Excerpt to read:

[RFC,02/18] blktrace: add more definitions for BLK_TC_ACT
diff mbox series

Message ID 20190501042831.5313-3-chaitanya.kulkarni@wdc.com
State New
Headers show
Series
  • blktrace: add blktrace extension support
Related show

Commit Message

Chaitanya Kulkarni May 1, 2019, 4:28 a.m. UTC
Now that we have increase the size of action mask we can now safely add
new blktrace actions and extend the code to track more block layer
request flags.

Signed-off-by: Chaitanya Kulkarni <chaitanya.kulkarni@wdc.com>
---
 include/uapi/linux/blktrace_api.h | 63 +++++++++++++++++++++----------
 1 file changed, 44 insertions(+), 19 deletions(-)

Comments

hch@infradead.org May 1, 2019, 12:31 p.m. UTC | #1
On Tue, Apr 30, 2019 at 09:28:15PM -0700, Chaitanya Kulkarni wrote:
> @@ -104,7 +120,12 @@ struct blk_io_trace {
>  	__u64 time;		/* in nanoseconds */
>  	__u64 sector;		/* disk offset */
>  	__u32 bytes;		/* transfer length */
> +
> +#ifdef CONFIG_BLKTRACE_EXT
> +	__u64 action;		/* what happened */
> +#else
>  	__u32 action;		/* what happened */
> +#endif /* CONFIG_BLKTRACE_EXT */

You can't use CONFIG_ symbols in UAPI headers, as userspace
applications won't set it.  You also can't ever change the layout of an
existing structure in UAPI headers in not backward compatible way.

Set exercise 1: In the patch thread, why does the reviewer say CONFIG_ symbols can't be used in UAPI headers?
Set exercise 2: Print the portion of the patch thread from "Commit Message" to "insertions(+), 19 deletions(-)".
Set exercise 3: Render this sentence from the patch thread in Spanish: "You can't use CONFIG_ symbols in UAPI headers, as userspace applications won't set it."

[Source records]
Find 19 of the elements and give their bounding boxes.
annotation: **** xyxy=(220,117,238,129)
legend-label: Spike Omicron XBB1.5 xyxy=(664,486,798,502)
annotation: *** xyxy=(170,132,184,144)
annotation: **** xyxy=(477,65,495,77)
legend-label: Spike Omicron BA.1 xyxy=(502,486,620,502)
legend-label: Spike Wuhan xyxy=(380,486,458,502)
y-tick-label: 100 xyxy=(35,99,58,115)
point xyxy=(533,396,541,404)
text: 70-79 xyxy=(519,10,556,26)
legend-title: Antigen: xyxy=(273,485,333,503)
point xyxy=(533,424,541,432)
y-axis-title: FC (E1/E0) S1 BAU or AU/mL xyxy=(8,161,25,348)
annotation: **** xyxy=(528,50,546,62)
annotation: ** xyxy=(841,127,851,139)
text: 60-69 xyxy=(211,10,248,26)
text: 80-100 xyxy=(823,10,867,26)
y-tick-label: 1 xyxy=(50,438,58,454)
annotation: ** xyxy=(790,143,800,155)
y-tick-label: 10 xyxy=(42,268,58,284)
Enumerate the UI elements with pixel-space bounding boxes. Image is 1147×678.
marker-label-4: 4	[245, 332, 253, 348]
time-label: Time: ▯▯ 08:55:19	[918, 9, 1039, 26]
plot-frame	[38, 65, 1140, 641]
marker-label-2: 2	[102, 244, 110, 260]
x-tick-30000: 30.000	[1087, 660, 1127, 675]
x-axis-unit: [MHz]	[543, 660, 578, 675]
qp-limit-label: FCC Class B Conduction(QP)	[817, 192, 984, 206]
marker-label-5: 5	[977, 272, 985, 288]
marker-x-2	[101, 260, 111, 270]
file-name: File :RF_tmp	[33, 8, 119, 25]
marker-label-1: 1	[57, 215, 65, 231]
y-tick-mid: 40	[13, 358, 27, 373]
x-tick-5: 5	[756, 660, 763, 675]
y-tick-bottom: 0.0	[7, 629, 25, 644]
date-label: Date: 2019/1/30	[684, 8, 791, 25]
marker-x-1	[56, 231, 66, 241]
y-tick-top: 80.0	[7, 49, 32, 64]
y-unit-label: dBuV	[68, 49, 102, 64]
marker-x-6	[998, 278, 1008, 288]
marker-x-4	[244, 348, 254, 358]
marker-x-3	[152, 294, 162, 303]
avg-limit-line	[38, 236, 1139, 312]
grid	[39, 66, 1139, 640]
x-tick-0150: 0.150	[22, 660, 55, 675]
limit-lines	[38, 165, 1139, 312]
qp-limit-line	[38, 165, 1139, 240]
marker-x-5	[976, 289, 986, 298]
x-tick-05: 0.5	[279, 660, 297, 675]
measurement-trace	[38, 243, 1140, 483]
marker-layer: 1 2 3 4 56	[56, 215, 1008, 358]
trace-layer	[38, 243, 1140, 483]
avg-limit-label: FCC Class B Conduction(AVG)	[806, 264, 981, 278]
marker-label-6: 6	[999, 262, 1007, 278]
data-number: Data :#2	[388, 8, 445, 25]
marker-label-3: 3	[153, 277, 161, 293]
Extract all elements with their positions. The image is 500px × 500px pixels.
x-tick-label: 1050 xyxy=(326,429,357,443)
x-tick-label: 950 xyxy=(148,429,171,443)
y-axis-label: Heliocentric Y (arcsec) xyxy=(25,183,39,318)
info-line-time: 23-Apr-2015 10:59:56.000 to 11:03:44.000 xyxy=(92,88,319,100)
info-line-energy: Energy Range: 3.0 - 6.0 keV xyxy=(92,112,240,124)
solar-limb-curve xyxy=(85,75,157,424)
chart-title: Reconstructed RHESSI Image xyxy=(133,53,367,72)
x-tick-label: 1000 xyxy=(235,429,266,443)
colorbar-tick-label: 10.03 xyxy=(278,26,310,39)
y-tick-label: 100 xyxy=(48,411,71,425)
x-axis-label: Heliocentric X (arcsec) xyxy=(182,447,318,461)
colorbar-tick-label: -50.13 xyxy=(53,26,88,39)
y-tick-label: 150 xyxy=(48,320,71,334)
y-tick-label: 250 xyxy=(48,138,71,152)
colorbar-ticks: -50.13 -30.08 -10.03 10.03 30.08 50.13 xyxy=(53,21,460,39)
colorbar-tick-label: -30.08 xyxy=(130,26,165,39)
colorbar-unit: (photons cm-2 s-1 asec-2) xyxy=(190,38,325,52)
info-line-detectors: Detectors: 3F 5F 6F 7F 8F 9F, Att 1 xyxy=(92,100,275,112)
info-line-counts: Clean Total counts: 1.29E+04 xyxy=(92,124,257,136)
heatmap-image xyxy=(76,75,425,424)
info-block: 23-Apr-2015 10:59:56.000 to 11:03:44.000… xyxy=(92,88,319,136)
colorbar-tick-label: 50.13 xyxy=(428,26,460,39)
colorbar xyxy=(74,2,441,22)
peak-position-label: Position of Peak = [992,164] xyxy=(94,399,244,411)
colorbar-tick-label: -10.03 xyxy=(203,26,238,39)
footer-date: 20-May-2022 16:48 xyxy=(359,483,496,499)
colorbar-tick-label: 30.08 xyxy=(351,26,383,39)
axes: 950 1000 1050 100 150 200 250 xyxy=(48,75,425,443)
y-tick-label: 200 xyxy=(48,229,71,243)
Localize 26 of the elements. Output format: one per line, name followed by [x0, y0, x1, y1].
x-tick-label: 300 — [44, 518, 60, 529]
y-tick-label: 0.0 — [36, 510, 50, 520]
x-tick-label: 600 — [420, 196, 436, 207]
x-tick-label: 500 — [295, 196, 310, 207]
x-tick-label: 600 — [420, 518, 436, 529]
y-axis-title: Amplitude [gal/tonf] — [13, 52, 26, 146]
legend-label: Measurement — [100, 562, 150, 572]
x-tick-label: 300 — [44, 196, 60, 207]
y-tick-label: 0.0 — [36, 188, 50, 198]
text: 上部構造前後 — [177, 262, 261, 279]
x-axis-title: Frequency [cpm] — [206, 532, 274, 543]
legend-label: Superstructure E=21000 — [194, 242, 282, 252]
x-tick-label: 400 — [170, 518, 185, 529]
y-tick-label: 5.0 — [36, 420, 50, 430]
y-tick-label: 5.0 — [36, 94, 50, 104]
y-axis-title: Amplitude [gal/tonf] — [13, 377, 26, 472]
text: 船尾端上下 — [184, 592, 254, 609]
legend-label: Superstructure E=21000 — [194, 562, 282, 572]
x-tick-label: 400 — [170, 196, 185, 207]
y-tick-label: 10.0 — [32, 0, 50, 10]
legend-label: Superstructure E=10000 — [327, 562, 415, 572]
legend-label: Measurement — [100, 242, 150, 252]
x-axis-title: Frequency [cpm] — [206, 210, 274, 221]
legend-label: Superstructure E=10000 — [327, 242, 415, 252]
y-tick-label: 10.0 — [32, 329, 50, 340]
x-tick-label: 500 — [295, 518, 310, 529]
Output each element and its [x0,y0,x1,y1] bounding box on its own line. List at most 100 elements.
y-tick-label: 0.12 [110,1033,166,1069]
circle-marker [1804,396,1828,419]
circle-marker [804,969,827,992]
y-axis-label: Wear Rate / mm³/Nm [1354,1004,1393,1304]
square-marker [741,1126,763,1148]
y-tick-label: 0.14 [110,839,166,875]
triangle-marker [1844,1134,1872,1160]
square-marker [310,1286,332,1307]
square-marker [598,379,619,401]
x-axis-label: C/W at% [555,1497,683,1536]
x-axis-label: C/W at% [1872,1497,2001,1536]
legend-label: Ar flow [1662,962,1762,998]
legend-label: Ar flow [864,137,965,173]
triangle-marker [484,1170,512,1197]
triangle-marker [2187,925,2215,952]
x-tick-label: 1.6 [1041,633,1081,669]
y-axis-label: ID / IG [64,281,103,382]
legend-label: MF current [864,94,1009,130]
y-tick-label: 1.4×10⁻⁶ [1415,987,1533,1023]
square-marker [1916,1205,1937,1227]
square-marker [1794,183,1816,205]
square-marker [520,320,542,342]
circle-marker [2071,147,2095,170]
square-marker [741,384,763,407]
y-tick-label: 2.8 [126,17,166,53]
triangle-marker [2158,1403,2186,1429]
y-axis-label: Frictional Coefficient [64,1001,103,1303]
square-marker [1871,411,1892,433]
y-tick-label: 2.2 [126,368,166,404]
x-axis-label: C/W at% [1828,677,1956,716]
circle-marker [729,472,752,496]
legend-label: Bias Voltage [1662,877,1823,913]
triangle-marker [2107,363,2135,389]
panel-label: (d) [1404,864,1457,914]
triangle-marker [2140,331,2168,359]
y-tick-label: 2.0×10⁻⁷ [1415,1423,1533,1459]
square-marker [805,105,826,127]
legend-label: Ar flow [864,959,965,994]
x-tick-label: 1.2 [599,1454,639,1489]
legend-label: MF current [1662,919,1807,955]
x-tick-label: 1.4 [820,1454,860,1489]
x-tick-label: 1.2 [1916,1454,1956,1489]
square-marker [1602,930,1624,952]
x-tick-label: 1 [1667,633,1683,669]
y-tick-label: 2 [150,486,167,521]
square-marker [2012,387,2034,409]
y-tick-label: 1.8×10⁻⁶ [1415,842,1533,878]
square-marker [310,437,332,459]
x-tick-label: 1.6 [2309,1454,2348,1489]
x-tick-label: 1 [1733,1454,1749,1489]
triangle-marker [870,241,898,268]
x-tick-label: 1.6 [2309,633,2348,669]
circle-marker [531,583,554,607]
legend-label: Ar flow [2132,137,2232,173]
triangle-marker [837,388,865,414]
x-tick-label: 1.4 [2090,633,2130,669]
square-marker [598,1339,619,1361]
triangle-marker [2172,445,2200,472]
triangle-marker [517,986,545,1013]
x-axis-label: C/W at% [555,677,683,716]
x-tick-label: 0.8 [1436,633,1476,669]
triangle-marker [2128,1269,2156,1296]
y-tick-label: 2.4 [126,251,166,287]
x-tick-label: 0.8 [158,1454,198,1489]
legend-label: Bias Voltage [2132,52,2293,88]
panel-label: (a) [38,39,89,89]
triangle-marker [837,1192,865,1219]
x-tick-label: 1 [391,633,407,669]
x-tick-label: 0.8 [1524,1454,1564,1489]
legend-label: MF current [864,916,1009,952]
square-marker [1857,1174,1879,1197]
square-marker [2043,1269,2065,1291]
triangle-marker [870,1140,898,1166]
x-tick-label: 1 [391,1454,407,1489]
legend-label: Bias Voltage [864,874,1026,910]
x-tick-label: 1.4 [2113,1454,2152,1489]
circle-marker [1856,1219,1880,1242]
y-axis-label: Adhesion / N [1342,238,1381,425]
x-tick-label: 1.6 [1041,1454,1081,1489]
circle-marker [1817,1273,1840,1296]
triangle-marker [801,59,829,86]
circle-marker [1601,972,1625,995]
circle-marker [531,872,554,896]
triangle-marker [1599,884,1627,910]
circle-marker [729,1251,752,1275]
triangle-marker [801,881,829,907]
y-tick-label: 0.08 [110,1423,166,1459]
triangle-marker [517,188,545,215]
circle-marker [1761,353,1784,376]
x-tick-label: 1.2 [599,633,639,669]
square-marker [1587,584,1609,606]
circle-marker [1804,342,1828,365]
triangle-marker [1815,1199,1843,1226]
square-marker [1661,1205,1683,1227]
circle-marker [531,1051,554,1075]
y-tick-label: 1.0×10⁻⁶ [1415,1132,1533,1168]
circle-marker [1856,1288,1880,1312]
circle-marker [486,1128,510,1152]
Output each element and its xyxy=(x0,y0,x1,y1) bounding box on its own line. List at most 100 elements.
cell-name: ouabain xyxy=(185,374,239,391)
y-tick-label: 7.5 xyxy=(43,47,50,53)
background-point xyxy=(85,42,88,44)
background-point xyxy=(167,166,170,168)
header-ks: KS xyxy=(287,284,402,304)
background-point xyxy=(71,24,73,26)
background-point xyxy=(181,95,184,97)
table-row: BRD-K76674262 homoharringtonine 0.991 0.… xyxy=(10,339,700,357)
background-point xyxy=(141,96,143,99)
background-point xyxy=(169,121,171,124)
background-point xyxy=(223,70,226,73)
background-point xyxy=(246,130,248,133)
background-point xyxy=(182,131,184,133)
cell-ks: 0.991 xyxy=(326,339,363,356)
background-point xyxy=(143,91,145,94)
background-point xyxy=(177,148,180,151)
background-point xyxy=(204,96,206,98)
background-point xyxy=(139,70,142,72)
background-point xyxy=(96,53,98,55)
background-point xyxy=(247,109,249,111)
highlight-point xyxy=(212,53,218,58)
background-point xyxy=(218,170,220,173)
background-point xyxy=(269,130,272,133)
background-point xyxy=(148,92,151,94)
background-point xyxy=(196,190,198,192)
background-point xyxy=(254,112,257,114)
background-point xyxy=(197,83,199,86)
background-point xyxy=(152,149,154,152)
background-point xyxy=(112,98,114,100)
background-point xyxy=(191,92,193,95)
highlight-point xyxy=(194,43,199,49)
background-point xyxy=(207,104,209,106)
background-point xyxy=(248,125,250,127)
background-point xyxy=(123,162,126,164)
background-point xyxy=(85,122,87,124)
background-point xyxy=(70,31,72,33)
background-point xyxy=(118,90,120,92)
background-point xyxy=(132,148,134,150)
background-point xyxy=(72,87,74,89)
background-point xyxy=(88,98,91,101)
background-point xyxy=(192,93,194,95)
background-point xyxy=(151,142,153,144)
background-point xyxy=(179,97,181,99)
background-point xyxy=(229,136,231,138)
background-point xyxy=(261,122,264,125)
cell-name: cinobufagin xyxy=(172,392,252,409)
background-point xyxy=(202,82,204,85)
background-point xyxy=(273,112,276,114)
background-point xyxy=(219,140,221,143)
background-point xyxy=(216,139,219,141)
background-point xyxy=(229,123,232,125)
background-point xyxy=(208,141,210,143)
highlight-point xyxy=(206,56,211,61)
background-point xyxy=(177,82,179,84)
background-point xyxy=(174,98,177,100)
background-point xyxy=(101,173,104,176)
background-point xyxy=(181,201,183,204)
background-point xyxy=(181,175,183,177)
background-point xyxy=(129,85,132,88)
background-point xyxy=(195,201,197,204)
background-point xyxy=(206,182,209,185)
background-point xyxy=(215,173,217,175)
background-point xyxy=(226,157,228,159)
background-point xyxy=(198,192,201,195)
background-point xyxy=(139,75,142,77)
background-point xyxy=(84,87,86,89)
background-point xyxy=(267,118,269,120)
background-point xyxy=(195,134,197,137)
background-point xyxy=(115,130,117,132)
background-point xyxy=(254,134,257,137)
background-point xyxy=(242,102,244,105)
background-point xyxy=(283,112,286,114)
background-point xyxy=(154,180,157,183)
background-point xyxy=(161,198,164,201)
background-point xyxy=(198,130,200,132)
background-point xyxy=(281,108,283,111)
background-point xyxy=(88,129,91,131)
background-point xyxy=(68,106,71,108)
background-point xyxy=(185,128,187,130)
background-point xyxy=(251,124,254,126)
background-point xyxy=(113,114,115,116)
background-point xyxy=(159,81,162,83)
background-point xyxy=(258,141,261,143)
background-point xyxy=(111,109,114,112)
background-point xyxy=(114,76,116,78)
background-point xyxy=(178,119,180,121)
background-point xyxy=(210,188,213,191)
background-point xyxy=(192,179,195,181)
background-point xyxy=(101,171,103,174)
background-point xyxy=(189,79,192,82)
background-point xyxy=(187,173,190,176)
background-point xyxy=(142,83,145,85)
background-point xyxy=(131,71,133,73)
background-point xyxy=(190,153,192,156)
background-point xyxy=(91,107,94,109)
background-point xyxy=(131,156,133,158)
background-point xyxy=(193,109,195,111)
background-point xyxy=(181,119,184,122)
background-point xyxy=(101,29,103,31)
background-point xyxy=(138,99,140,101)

Answer 1: Userspace applications won't set them.

Answer 2:
Commit Message

Chaitanya Kulkarni May 1, 2019, 4:28 a.m. UTC
Now that we have increase the size of action mask we can now safely add
new blktrace actions and extend the code to track more block layer
request flags.

Signed-off-by: Chaitanya Kulkarni <chaitanya.kulkarni@wdc.com>
---
 include/uapi/linux/blktrace_api.h | 63 +++++++++++++++++++++----------
 1 file changed, 44 insertions(+), 19 deletions(-)

Answer 3: No se pueden usar símbolos CONFIG_ en los encabezados UAPI, ya que las aplicaciones de espacio de usuario no los definirán.